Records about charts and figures
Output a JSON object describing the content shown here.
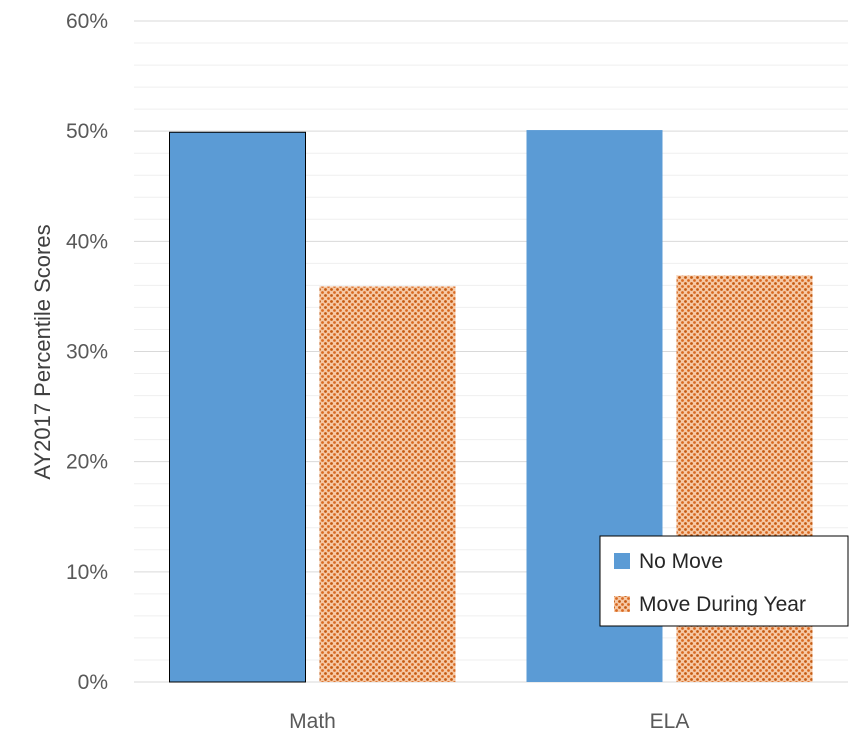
{
  "chart_data": {
    "type": "bar",
    "categories": [
      "Math",
      "ELA"
    ],
    "series": [
      {
        "name": "No Move",
        "values": [
          49.9,
          50.1
        ],
        "color": "#5b9bd5",
        "pattern": "solid"
      },
      {
        "name": "Move During Year",
        "values": [
          35.9,
          36.9
        ],
        "color": "#ed7d31",
        "pattern": "dotted"
      }
    ],
    "ylabel": "AY2017 Percentile Scores",
    "xlabel": "",
    "ylim": [
      0,
      60
    ],
    "yticks": [
      "0%",
      "10%",
      "20%",
      "30%",
      "40%",
      "50%",
      "60%"
    ],
    "y_unit": "percent",
    "grid": "horizontal major and minor",
    "legend_position": "bottom-right"
  }
}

DIRECTION
All of the records need repeating exactly, except for the pictures.

ANSWER TO THIS PROBLEM
Output a JSON object describing the content shown here.
{
  "chart_data": {
    "type": "bar",
    "categories": [
      "Math",
      "ELA"
    ],
    "series": [
      {
        "name": "No Move",
        "values": [
          49.9,
          50.1
        ],
        "color": "#5b9bd5",
        "pattern": "solid"
      },
      {
        "name": "Move During Year",
        "values": [
          35.9,
          36.9
        ],
        "color": "#ed7d31",
        "pattern": "dotted"
      }
    ],
    "ylabel": "AY2017 Percentile Scores",
    "xlabel": "",
    "ylim": [
      0,
      60
    ],
    "yticks": [
      "0%",
      "10%",
      "20%",
      "30%",
      "40%",
      "50%",
      "60%"
    ],
    "y_unit": "percent",
    "grid": "horizontal major and minor",
    "legend_position": "bottom-right"
  }
}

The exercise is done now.